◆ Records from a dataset

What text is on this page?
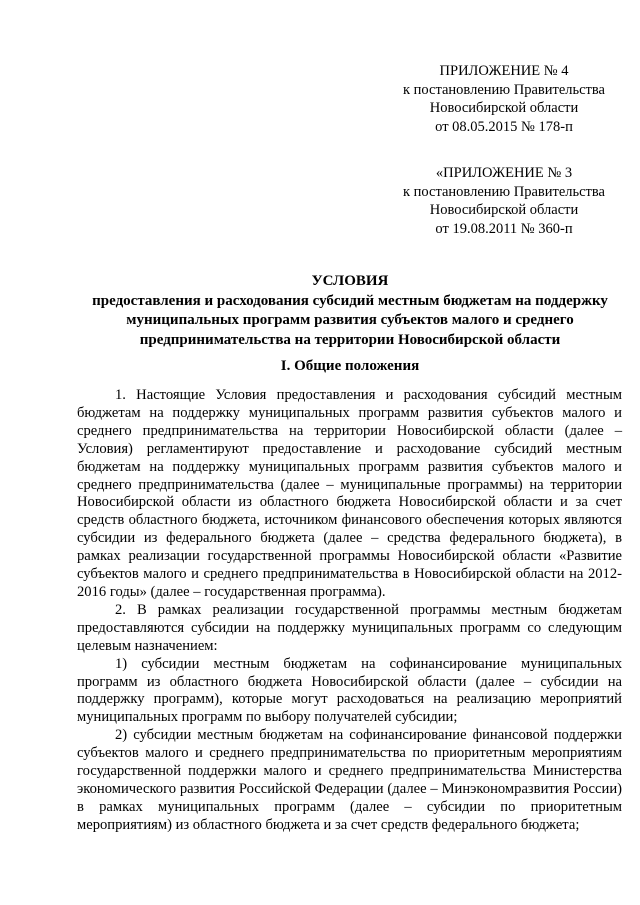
ПРИЛОЖЕНИЕ № 4
к постановлению Правительства
Новосибирской области
от 08.05.2015 № 178-п
«ПРИЛОЖЕНИЕ № 3
к постановлению Правительства
Новосибирской области
от 19.08.2011 № 360-п
УСЛОВИЯ
предоставления и расходования субсидий местным бюджетам на поддержку
муниципальных программ развития субъектов малого и среднего
предпринимательства на территории Новосибирской области
I. Общие положения

1. Настоящие Условия предоставления и расходования субсидий местным бюджетам на поддержку муниципальных программ развития субъектов малого и среднего предпринимательства на территории Новосибирской области (далее – Условия) регламентируют предоставление и расходование субсидий местным бюджетам на поддержку муниципальных программ развития субъектов малого и среднего предпринимательства (далее – муниципальные программы) на территории Новосибирской области из областного бюджета Новосибирской области и за счет средств областного бюджета, источником финансового обеспечения которых являются субсидии из федерального бюджета (далее – средства федерального бюджета), в рамках реализации государственной программы Новосибирской области «Развитие субъектов малого и среднего предпринимательства в Новосибирской области на 2012-2016 годы» (далее – государственная программа).

2. В рамках реализации государственной программы местным бюджетам предоставляются субсидии на поддержку муниципальных программ со следующим целевым назначением:

1) субсидии местным бюджетам на софинансирование муниципальных программ из областного бюджета Новосибирской области (далее – субсидии на поддержку программ), которые могут расходоваться на реализацию мероприятий муниципальных программ по выбору получателей субсидии;

2) субсидии местным бюджетам на софинансирование финансовой поддержки субъектов малого и среднего предпринимательства по приоритетным мероприятиям государственной поддержки малого и среднего предпринимательства Министерства экономического развития Российской Федерации (далее – Минэкономразвития России) в рамках муниципальных программ (далее – субсидии по приоритетным мероприятиям) из областного бюджета и за счет средств федерального бюджета;
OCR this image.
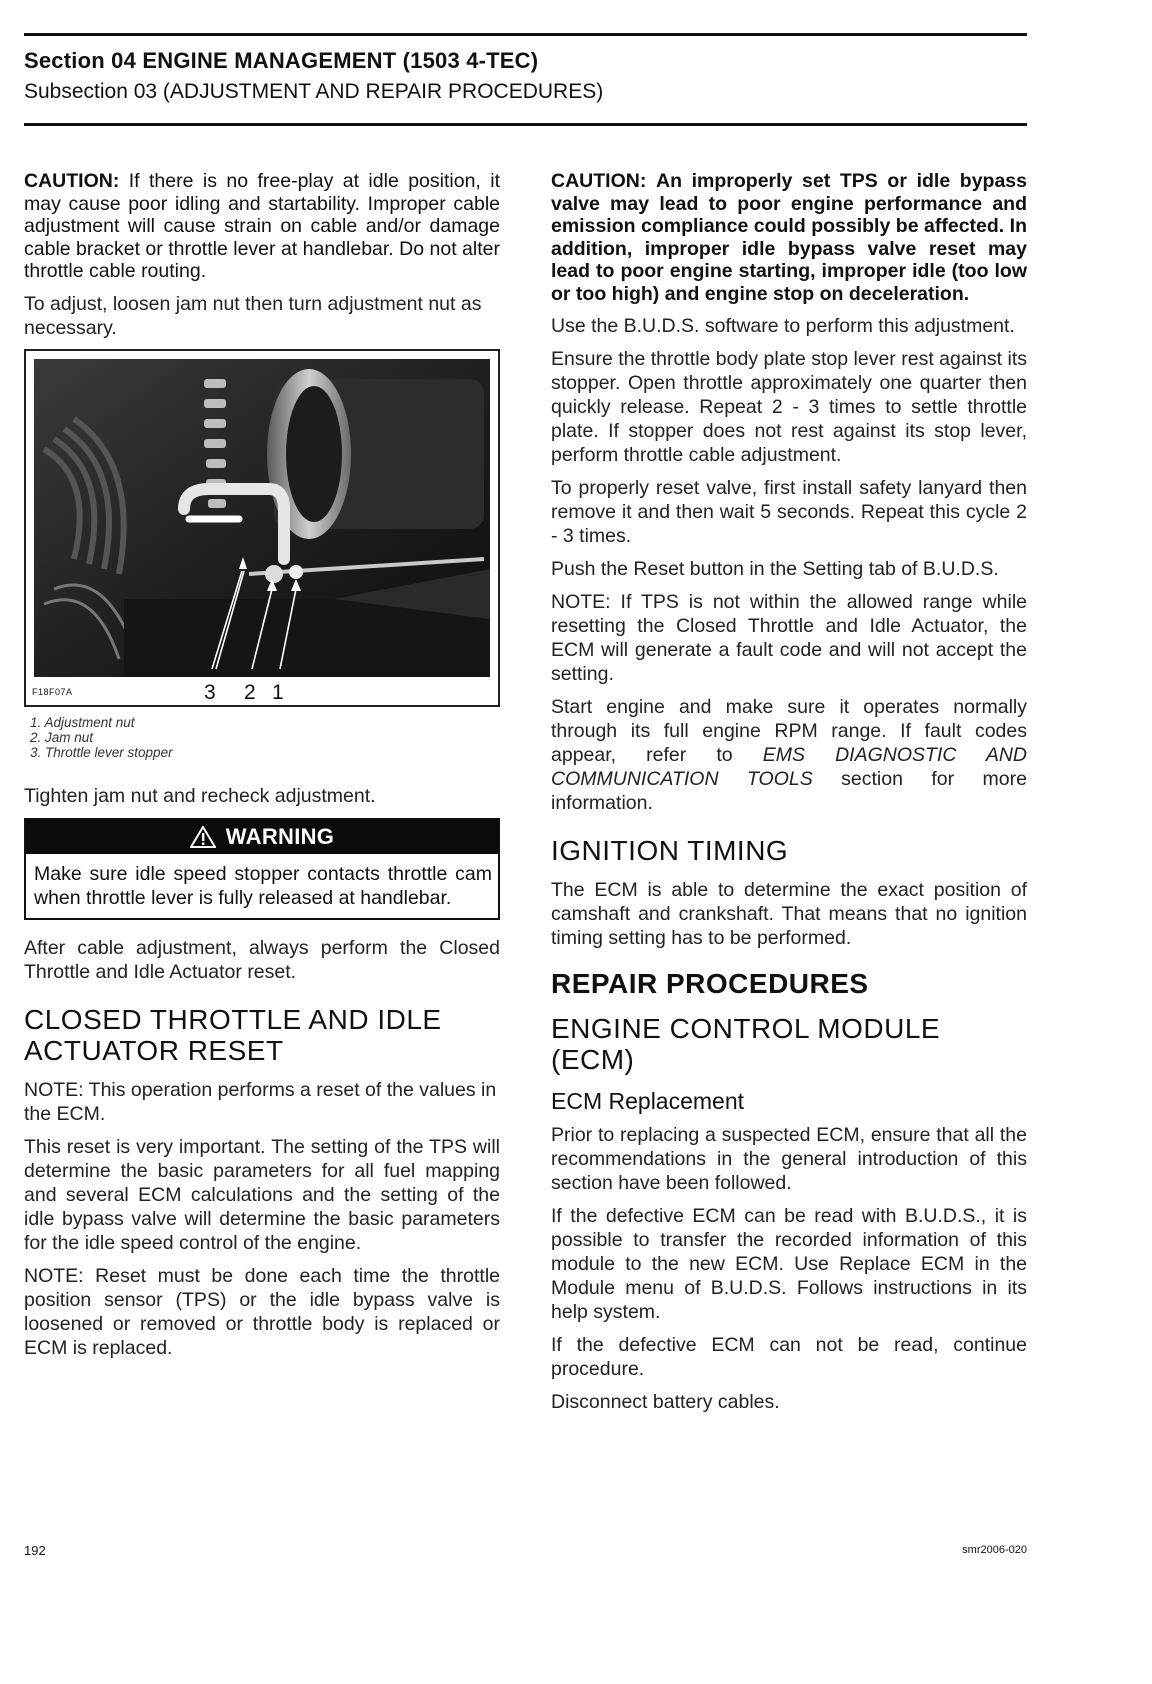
Section 04 ENGINE MANAGEMENT (1503 4-TEC)
Subsection 03 (ADJUSTMENT AND REPAIR PROCEDURES)

CAUTION: If there is no free-play at idle position, it may cause poor idling and startability. Improper cable adjustment will cause strain on cable and/or damage cable bracket or throttle lever at handlebar. Do not alter throttle cable routing.

To adjust, loosen jam nut then turn adjustment nut as necessary.

F18F07A	3 2 1
1. Adjustment nut
2. Jam nut
3. Throttle lever stopper

Tighten jam nut and recheck adjustment.

WARNING
Make sure idle speed stopper contacts throttle cam when throttle lever is fully released at handlebar.

After cable adjustment, always perform the Closed Throttle and Idle Actuator reset.

CLOSED THROTTLE AND IDLE ACTUATOR RESET

NOTE: This operation performs a reset of the values in the ECM.

This reset is very important. The setting of the TPS will determine the basic parameters for all fuel mapping and several ECM calculations and the setting of the idle bypass valve will determine the basic parameters for the idle speed control of the engine.

NOTE: Reset must be done each time the throttle position sensor (TPS) or the idle bypass valve is loosened or removed or throttle body is replaced or ECM is replaced.

CAUTION: An improperly set TPS or idle bypass valve may lead to poor engine performance and emission compliance could possibly be affected. In addition, improper idle bypass valve reset may lead to poor engine starting, improper idle (too low or too high) and engine stop on deceleration.

Use the B.U.D.S. software to perform this adjustment.

Ensure the throttle body plate stop lever rest against its stopper. Open throttle approximately one quarter then quickly release. Repeat 2 - 3 times to settle throttle plate. If stopper does not rest against its stop lever, perform throttle cable adjustment.

To properly reset valve, first install safety lanyard then remove it and then wait 5 seconds. Repeat this cycle 2 - 3 times.

Push the Reset button in the Setting tab of B.U.D.S.

NOTE: If TPS is not within the allowed range while resetting the Closed Throttle and Idle Actuator, the ECM will generate a fault code and will not accept the setting.

Start engine and make sure it operates normally through its full engine RPM range. If fault codes appear, refer to EMS DIAGNOSTIC AND COMMUNICATION TOOLS section for more information.

IGNITION TIMING

The ECM is able to determine the exact position of camshaft and crankshaft. That means that no ignition timing setting has to be performed.

REPAIR PROCEDURES
ENGINE CONTROL MODULE (ECM)
ECM Replacement

Prior to replacing a suspected ECM, ensure that all the recommendations in the general introduction of this section have been followed.

If the defective ECM can be read with B.U.D.S., it is possible to transfer the recorded information of this module to the new ECM. Use Replace ECM in the Module menu of B.U.D.S. Follows instructions in its help system.

If the defective ECM can not be read, continue procedure.

Disconnect battery cables.

192	smr2006-020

◆ Stated problem
From the entries, copy out each line containing the word "that".

◆ Response to this exercise
The ECM is able to determine the exact position of camshaft and crankshaft. That means that no ignition timing setting has to be performed.
Prior to replacing a suspected ECM, ensure that all the recommendations in the general introduction of this section have been followed.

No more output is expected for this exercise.